## [Tarefa proposta a]
Segundo o trecho sobre o livro de Oswald de Andrade, o que ele buscava ao publicar o Primeiro Caderno de Poesia do Aluno Oswald de Andrade?

## [Trecho fornecido]
Este clássico do Modernismo brasileiro, Primeiro Caderno do Aluno de Poesia Oswald de Andrade, de Oswald de Andrade, publicado em 1927, além de colocar em xeque o conceito tradicional de livro de poemas, radicaliza procedimentos políticos da vanguarda: o estilo telegráfico e a montagem. Ao publicar o Primeiro Caderno de Poesia do Aluno Oswald de Andrade, ele buscava uma poesia como que feita por criança, uma poesia que visse o mundo com olhos novos.
O livro se apresenta como se fosse efetivamente um caderno de poesias de um jovem estudante. Arabescos, rabiscos, caricaturas são inseridas ao lado de poemas, alguns tão breves e sintéticos que nos dão a impressão de inacabados, de rascunhos ou esboços. No frontispício há a paródia dos ramos de café do brasão nacional, colocando em cada folha o nome de um estado numa divisão silábica por vezes sugerindo o improviso do desenho ou a ingenuidade do jovem poeta. (Amazona-s; Cergipe) ou brincadeiras com nomes dos estados (Goyabada por Gois; Rio Parahyba; L no Piauhi).
Logo após uma página com a suposta identificação de dados do autor-estudante: Escola: pau brasil /Classe primeira/ Sexo: masculino/ Professora: a Poesia. Os determinantes escola, classe, sexo e professora como se fossem dados de uma etiqueta de caderno escolar vimos impresso em tipo de imprensa, ao passo que os dados são colocados como se fossem para reforçar a impressão de um caderno de poesias. No entanto, a escola pau-brasil tem nova amplitude estética, o modernismo Oswaldiano, a classe primeira alude ao sentido inaugural da busca da criação e da originalidade da estética modernista.
No prefácio há o comentário acerca desse menino-experimental, suposto narrador que recupera memórias de uma criança que de fato não existiu. Ao contrário de um narrador que adulto, recupera memórias da infância e as interpreta, aqui, o narrador recria uma criança da ideia do adulto sob uma roupagem da infância.
A criança monta um teatro espacial que ensaia, concomitantemente uma tipografia gestual. Em sua mudez, a ingenuidade se expressa pela performatividade do branco. A grafia de um aluno de poesia guarda-se, assim, em quatro gares locais que se desdobram em tempos: infância, adolescência, maturidade, velhice. A montagem desconjuntada de elementos de infância, os fragmentos de um diálogo - um discurso que não houve - em adolescência, o sobressalto do corte em velhice são co-produzidos pelo branco e pelo gesto de recusa da política maior.

## [Tarefa proposta b]
Atualize os registros começando no início deles e terminando na linha que contém "svg-text:4: 4 <box>50 294 58 310</box>", com as duas pontas incluídas. Troque "y-ticks-and-labels" por "y-axis-ticks" e mantenha todo o resto inalterado.

## [Conjunto de registros]
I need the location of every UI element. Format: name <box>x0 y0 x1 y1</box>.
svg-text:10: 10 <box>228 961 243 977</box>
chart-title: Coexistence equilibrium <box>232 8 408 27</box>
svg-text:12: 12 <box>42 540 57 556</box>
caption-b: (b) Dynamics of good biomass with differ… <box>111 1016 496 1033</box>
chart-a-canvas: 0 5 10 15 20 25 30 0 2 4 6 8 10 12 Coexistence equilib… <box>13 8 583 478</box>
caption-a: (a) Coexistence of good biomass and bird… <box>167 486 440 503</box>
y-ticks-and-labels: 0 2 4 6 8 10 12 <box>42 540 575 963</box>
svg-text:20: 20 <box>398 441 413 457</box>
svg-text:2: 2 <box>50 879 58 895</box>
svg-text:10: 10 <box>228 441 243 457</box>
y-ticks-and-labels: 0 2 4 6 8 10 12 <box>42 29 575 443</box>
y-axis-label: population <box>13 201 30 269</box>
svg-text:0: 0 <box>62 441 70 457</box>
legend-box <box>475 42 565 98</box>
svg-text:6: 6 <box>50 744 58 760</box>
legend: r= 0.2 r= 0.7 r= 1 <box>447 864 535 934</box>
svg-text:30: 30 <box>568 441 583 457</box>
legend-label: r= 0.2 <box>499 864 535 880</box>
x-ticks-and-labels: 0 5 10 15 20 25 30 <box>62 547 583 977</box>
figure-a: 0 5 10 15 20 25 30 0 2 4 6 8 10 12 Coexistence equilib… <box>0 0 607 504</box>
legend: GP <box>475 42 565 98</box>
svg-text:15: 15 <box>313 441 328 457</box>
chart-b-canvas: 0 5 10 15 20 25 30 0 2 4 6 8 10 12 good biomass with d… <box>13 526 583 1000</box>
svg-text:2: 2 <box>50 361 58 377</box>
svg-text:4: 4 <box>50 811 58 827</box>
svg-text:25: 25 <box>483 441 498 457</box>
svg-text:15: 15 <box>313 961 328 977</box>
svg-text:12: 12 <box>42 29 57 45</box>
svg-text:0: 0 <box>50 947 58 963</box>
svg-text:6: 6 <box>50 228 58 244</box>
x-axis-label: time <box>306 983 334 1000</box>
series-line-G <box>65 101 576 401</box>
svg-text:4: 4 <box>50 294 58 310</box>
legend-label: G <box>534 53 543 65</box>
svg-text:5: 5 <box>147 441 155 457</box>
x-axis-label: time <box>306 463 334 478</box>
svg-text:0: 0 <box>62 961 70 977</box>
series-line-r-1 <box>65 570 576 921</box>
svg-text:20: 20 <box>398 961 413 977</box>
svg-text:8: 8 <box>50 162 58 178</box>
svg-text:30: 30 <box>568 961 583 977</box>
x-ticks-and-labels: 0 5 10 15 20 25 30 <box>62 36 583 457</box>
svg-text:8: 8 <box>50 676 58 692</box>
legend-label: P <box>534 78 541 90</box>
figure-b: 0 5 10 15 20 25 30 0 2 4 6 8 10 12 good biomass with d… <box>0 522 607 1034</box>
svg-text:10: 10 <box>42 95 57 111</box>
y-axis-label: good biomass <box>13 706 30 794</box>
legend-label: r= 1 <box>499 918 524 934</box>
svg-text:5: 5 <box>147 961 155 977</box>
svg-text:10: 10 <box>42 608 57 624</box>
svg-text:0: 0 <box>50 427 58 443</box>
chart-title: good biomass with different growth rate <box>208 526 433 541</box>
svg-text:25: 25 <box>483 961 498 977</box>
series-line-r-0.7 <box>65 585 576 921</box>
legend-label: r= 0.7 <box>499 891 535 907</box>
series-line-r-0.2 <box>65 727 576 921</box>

## [Resultado correto a]
Ele buscava uma poesia como que feita por criança, uma poesia que visse o mundo com olhos novos.

## [Resultado correto b]
I need the location of every UI element. Format: name <box>x0 y0 x1 y1</box>.
svg-text:10: 10 <box>228 961 243 977</box>
chart-title: Coexistence equilibrium <box>232 8 408 27</box>
svg-text:12: 12 <box>42 540 57 556</box>
caption-b: (b) Dynamics of good biomass with differ… <box>111 1016 496 1033</box>
chart-a-canvas: 0 5 10 15 20 25 30 0 2 4 6 8 10 12 Coexistence equilib… <box>13 8 583 478</box>
caption-a: (a) Coexistence of good biomass and bird… <box>167 486 440 503</box>
y-axis-ticks: 0 2 4 6 8 10 12 <box>42 540 575 963</box>
svg-text:20: 20 <box>398 441 413 457</box>
svg-text:2: 2 <box>50 879 58 895</box>
svg-text:10: 10 <box>228 441 243 457</box>
y-axis-ticks: 0 2 4 6 8 10 12 <box>42 29 575 443</box>
y-axis-label: population <box>13 201 30 269</box>
svg-text:0: 0 <box>62 441 70 457</box>
legend-box <box>475 42 565 98</box>
svg-text:6: 6 <box>50 744 58 760</box>
legend: r= 0.2 r= 0.7 r= 1 <box>447 864 535 934</box>
svg-text:30: 30 <box>568 441 583 457</box>
legend-label: r= 0.2 <box>499 864 535 880</box>
x-ticks-and-labels: 0 5 10 15 20 25 30 <box>62 547 583 977</box>
figure-a: 0 5 10 15 20 25 30 0 2 4 6 8 10 12 Coexistence equilib… <box>0 0 607 504</box>
legend: GP <box>475 42 565 98</box>
svg-text:15: 15 <box>313 441 328 457</box>
chart-b-canvas: 0 5 10 15 20 25 30 0 2 4 6 8 10 12 good biomass with d… <box>13 526 583 1000</box>
svg-text:2: 2 <box>50 361 58 377</box>
svg-text:4: 4 <box>50 811 58 827</box>
svg-text:25: 25 <box>483 441 498 457</box>
svg-text:15: 15 <box>313 961 328 977</box>
svg-text:12: 12 <box>42 29 57 45</box>
svg-text:0: 0 <box>50 947 58 963</box>
svg-text:6: 6 <box>50 228 58 244</box>
x-axis-label: time <box>306 983 334 1000</box>
series-line-G <box>65 101 576 401</box>
svg-text:4: 4 <box>50 294 58 310</box>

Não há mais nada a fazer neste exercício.